'''

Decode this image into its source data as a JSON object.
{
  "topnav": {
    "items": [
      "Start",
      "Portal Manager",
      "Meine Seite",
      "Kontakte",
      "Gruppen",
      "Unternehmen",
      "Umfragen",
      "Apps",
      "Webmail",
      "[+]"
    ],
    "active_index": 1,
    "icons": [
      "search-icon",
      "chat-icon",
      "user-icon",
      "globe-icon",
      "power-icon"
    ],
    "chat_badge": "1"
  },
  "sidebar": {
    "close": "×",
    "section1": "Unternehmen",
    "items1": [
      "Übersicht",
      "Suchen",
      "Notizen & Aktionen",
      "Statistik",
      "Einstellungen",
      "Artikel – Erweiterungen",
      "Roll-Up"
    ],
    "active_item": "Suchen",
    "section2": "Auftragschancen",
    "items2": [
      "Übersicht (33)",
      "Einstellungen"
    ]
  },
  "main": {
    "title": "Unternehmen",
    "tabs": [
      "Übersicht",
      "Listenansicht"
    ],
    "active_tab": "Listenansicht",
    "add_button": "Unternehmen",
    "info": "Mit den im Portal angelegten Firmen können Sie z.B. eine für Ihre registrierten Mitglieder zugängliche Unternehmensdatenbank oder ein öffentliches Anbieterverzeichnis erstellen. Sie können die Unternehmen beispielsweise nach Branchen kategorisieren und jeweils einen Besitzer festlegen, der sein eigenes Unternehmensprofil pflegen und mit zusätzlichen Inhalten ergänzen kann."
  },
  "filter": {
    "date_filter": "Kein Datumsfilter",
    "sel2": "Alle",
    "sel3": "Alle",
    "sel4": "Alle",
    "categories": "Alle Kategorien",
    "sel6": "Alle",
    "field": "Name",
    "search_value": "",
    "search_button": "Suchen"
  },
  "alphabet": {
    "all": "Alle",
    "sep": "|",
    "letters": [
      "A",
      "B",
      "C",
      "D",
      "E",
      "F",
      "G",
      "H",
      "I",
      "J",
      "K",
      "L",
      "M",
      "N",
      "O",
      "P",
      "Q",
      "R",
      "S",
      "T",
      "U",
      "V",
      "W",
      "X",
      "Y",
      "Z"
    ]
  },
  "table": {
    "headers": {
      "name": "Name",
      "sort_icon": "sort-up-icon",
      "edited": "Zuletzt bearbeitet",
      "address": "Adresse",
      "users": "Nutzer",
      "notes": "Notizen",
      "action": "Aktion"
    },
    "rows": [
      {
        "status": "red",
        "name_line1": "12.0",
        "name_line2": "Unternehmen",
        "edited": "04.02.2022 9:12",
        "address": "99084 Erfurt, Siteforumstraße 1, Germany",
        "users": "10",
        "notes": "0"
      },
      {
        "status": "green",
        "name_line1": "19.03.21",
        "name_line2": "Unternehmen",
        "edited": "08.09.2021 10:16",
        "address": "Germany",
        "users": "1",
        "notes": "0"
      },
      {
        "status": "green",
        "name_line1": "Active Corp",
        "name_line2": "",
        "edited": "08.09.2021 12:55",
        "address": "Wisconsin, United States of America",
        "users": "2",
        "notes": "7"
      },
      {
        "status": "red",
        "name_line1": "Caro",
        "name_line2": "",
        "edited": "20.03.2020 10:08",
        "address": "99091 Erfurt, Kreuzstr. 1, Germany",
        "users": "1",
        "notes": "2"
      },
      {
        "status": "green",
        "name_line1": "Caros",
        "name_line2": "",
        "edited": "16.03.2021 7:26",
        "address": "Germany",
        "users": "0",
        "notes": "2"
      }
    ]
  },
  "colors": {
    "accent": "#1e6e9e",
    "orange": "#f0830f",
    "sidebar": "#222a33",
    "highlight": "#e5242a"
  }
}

'''

**What is required:** Tell how many lines of the listing above contain "Suchen", giving the number alone.

**Response:** 3